Check every line below for the word "взаимодействие" and show those that hold it.

════════

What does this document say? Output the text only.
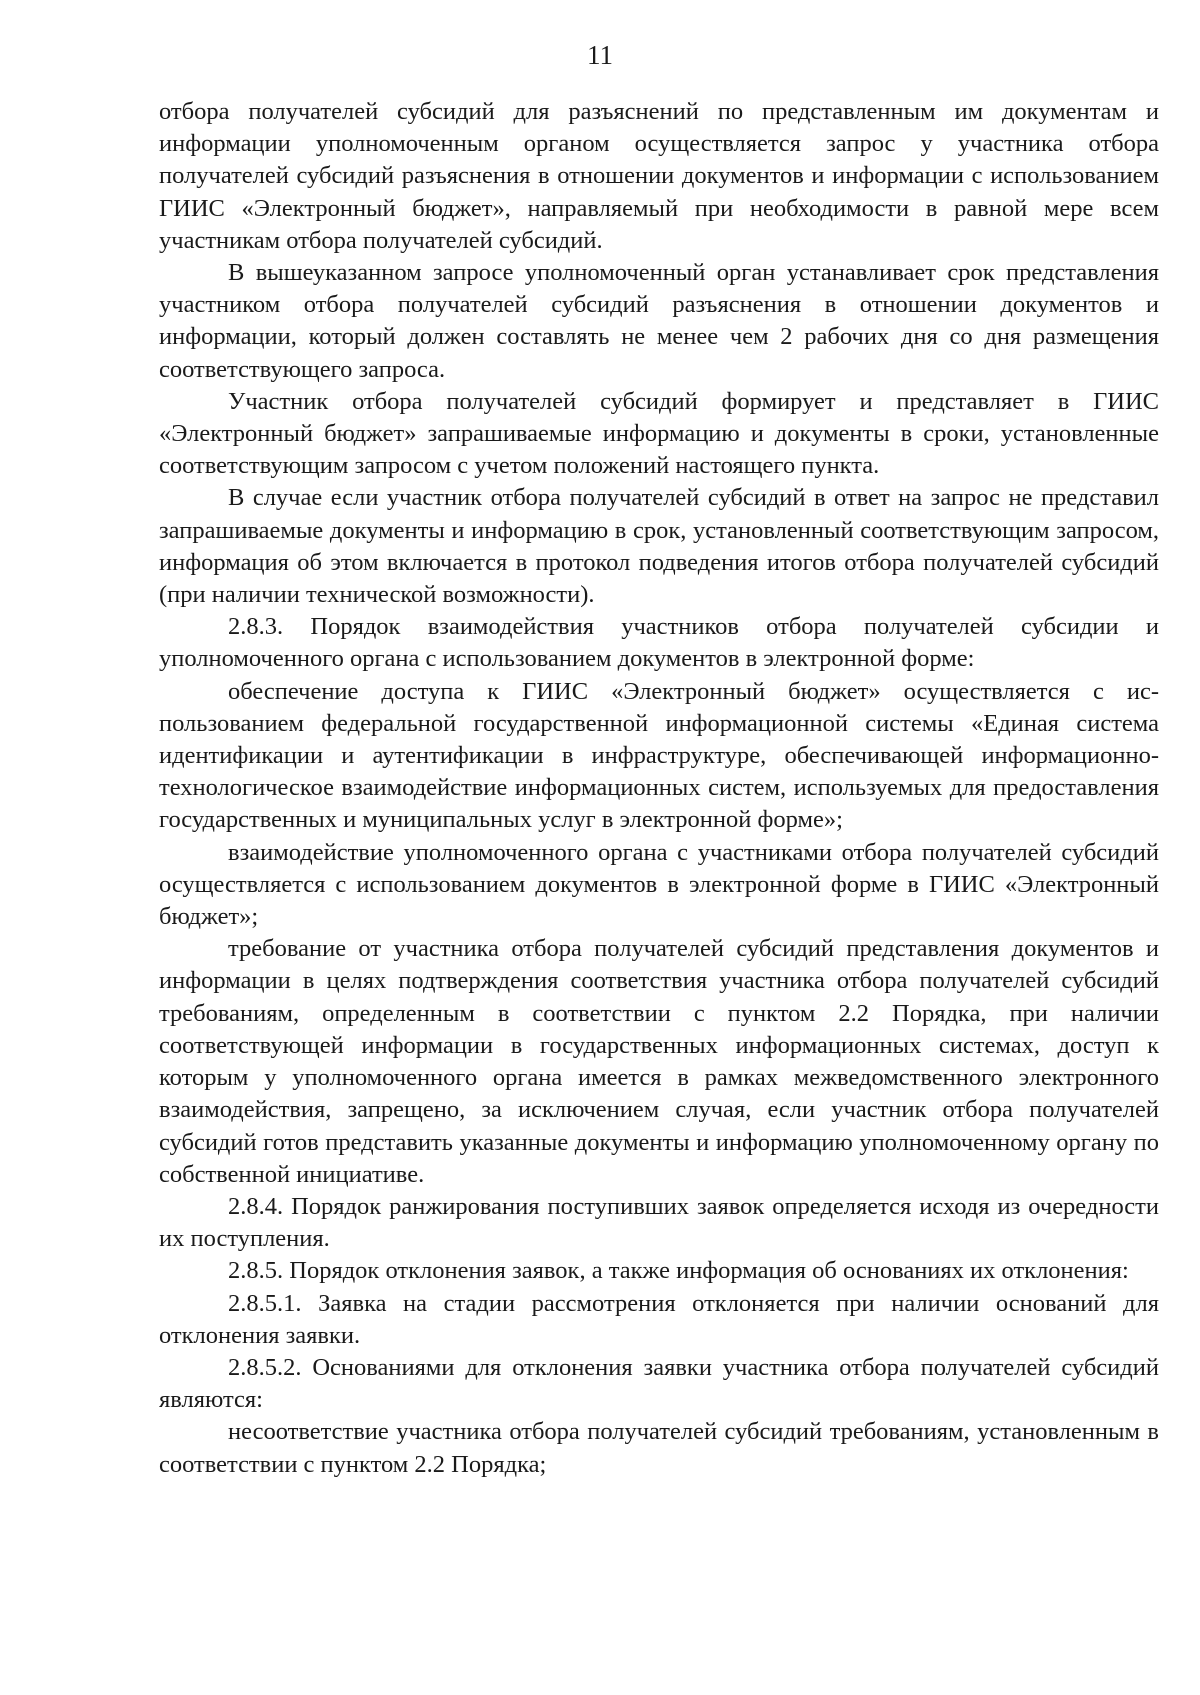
11

отбора получателей субсидий для разъяснений по представленным им документам и информации уполномоченным органом осуществляется запрос у участника отбора получателей субсидий разъяснения в отношении документов и информации с использованием ГИИС «Электронный бюджет», направляемый при необходимости в равной мере всем участникам отбора получателей субсидий.

В вышеуказанном запросе уполномоченный орган устанавливает срок представления участником отбора получателей субсидий разъяснения в отношении документов и информации, который должен составлять не менее чем 2 рабочих дня со дня размещения соответствующего запроса.

Участник отбора получателей субсидий формирует и представляет в ГИИС «Электронный бюджет» запрашиваемые информацию и документы в сроки, установленные соответствующим запросом с учетом положений настоящего пункта.

В случае если участник отбора получателей субсидий в ответ на запрос не представил запрашиваемые документы и информацию в срок, установленный соответствующим запросом, информация об этом включается в протокол подведения итогов отбора получателей субсидий (при наличии технической возможности).

2.8.3. Порядок взаимодействия участников отбора получателей субсидии и уполномоченного органа с использованием документов в электронной форме:

обеспечение доступа к ГИИС «Электронный бюджет» осуществляется с использованием федеральной государственной информационной системы «Единая система идентификации и аутентификации в инфраструктуре, обеспечивающей информационно-технологическое взаимодействие информационных систем, используемых для предоставления государственных и муниципальных услуг в электронной форме»;

взаимодействие уполномоченного органа с участниками отбора получателей субсидий осуществляется с использованием документов в электронной форме в ГИИС «Электронный бюджет»;

требование от участника отбора получателей субсидий представления документов и информации в целях подтверждения соответствия участника отбора получателей субсидий требованиям, определенным в соответствии с пунктом 2.2 Порядка, при наличии соответствующей информации в государственных информационных системах, доступ к которым у уполномоченного органа имеется в рамках межведомственного электронного взаимодействия, запрещено, за исключением случая, если участник отбора получателей субсидий готов представить указанные документы и информацию уполномоченному органу по собственной инициативе.

2.8.4. Порядок ранжирования поступивших заявок определяется исходя из очередности их поступления.

2.8.5. Порядок отклонения заявок, а также информация об основаниях их отклонения:

2.8.5.1. Заявка на стадии рассмотрения отклоняется при наличии оснований для отклонения заявки.

2.8.5.2. Основаниями для отклонения заявки участника отбора получателей субсидий являются:

несоответствие участника отбора получателей субсидий требованиям, установленным в соответствии с пунктом 2.2 Порядка;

════════

### Response to this exercise
обеспечение доступа к ГИИС «Электронный бюджет» осуществляется с использованием федеральной государственной информационной системы «Единая система идентификации и аутентификации в инфраструктуре, обеспечивающей информационно-технологическое взаимодействие информационных систем, используемых для предоставления государственных и муниципальных услуг в электронной форме»;
взаимодействие уполномоченного органа с участниками отбора получателей субсидий осуществляется с использованием документов в электронной форме в ГИИС «Электронный бюджет»;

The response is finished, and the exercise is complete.